**EXERCISE:** Find how many lines in the data below mention "GUIDE". Give the number only.

**DATA SUPPLIED:**
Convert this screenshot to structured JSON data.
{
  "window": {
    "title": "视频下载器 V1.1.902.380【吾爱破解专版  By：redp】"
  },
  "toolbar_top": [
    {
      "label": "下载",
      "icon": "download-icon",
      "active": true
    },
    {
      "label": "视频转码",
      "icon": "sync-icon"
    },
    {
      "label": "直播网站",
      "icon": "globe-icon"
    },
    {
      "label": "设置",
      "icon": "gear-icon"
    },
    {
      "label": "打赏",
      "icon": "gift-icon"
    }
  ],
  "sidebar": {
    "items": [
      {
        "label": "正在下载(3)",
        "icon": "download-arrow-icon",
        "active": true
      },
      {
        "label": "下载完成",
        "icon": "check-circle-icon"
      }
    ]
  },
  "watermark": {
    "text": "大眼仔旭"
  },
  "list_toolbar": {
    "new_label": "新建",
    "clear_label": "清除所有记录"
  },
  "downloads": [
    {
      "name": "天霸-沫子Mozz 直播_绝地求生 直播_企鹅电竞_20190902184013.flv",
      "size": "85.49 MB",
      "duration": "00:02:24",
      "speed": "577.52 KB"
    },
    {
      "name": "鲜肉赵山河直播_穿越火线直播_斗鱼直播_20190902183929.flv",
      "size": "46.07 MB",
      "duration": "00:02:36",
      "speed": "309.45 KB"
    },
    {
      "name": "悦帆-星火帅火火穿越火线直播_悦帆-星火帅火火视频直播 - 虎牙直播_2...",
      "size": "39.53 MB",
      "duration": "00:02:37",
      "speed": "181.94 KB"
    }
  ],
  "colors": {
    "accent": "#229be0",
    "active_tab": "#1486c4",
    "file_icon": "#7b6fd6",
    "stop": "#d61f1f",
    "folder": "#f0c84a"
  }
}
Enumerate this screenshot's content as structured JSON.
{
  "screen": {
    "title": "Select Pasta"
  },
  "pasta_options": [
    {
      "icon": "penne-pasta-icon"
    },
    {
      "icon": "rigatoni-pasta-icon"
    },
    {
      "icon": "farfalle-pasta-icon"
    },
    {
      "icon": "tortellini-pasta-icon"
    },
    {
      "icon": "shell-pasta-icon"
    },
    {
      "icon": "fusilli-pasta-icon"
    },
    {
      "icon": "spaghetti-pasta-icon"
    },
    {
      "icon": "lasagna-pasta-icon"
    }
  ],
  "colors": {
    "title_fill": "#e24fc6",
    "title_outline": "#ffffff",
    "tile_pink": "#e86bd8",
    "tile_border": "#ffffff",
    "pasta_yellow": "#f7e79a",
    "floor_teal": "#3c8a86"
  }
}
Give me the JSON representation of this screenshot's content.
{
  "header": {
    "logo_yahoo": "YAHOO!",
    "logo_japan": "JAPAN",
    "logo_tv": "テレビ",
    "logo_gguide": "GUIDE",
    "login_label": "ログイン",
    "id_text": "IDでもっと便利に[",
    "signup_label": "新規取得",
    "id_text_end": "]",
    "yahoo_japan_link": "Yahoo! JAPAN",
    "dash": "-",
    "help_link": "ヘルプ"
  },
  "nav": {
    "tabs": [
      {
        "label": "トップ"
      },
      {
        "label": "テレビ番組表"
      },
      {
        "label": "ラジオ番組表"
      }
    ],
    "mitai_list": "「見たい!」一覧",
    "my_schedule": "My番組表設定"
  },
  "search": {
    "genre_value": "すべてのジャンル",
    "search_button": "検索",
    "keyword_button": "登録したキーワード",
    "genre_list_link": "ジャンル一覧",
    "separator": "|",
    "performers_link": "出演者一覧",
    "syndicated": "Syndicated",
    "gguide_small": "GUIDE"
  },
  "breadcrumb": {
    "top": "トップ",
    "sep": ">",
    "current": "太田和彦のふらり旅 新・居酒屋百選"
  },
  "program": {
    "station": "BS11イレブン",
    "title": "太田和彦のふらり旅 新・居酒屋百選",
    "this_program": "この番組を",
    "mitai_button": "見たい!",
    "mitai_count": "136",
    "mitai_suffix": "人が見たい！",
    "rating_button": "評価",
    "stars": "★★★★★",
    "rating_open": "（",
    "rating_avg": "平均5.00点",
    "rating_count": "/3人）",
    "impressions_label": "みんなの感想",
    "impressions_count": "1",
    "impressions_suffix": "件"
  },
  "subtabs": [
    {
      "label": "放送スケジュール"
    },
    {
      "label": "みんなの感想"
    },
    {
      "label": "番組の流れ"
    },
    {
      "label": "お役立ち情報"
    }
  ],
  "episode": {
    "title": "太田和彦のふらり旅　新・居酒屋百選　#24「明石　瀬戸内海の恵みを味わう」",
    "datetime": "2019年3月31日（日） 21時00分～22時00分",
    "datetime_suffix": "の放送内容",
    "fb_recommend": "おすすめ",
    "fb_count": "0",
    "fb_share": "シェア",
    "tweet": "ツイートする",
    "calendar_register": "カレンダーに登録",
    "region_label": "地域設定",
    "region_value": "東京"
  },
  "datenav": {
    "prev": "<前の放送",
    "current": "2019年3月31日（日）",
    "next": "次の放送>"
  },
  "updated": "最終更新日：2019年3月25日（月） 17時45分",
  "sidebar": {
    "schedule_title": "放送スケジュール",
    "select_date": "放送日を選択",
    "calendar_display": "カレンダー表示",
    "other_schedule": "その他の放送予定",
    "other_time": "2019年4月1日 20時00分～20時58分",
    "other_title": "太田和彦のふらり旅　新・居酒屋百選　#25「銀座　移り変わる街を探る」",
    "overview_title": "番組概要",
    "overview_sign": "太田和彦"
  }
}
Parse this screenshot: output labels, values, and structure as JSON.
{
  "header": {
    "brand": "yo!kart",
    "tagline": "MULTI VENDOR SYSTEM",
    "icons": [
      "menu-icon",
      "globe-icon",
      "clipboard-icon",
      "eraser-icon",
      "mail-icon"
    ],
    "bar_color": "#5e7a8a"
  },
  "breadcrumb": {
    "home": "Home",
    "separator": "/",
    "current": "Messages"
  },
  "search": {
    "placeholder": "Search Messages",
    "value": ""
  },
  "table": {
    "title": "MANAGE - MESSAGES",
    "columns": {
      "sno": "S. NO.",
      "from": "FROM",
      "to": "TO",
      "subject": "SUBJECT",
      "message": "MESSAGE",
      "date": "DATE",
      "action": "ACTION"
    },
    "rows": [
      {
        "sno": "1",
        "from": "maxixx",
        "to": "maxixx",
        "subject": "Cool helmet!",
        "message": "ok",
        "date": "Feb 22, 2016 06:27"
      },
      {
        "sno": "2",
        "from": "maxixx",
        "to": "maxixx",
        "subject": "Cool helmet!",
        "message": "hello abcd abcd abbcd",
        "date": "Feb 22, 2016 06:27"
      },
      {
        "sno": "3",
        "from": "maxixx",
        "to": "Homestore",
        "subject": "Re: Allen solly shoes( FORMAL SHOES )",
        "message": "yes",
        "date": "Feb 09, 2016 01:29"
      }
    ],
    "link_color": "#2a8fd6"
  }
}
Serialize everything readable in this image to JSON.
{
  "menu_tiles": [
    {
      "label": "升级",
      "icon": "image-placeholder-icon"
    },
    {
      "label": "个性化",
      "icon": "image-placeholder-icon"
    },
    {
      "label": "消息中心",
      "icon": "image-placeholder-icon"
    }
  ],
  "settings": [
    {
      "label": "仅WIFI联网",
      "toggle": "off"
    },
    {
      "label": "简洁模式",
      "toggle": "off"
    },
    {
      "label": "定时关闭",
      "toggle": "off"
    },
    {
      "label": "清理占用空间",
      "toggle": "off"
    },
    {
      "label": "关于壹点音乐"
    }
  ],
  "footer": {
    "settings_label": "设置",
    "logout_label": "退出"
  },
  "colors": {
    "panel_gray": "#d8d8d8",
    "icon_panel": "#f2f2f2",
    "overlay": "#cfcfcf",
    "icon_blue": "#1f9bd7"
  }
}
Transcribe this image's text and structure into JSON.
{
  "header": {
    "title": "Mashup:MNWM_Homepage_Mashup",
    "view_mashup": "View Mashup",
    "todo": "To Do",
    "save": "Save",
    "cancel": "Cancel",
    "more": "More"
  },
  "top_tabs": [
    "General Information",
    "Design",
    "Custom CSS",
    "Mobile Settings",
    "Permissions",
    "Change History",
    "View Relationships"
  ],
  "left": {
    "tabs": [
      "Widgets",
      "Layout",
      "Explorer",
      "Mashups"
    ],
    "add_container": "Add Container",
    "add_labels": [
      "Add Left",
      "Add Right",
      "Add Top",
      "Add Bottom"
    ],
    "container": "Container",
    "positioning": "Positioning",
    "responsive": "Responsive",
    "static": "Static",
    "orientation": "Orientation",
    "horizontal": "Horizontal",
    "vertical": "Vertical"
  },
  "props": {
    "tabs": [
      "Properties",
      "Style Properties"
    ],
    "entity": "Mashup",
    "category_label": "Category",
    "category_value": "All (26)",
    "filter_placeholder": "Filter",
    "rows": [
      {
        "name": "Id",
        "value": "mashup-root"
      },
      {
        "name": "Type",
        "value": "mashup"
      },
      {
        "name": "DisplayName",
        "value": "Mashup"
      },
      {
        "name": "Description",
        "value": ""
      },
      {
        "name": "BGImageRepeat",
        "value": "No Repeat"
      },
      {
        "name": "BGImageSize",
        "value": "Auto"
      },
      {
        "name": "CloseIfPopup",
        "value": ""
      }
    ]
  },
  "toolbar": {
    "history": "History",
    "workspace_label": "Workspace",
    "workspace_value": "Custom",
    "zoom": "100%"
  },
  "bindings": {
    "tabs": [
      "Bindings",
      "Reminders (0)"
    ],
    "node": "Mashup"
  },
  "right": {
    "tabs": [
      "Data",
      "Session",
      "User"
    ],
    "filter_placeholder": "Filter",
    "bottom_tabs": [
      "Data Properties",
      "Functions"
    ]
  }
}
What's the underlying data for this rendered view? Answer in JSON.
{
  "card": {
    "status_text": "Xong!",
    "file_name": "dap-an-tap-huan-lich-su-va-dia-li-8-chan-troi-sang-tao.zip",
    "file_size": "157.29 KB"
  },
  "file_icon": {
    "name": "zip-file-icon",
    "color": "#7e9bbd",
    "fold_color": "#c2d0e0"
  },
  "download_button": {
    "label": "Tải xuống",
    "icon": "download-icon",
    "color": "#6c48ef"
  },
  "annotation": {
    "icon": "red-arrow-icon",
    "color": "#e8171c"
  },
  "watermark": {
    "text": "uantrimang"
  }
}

**ANSWER TO THE PROBLEM:** 2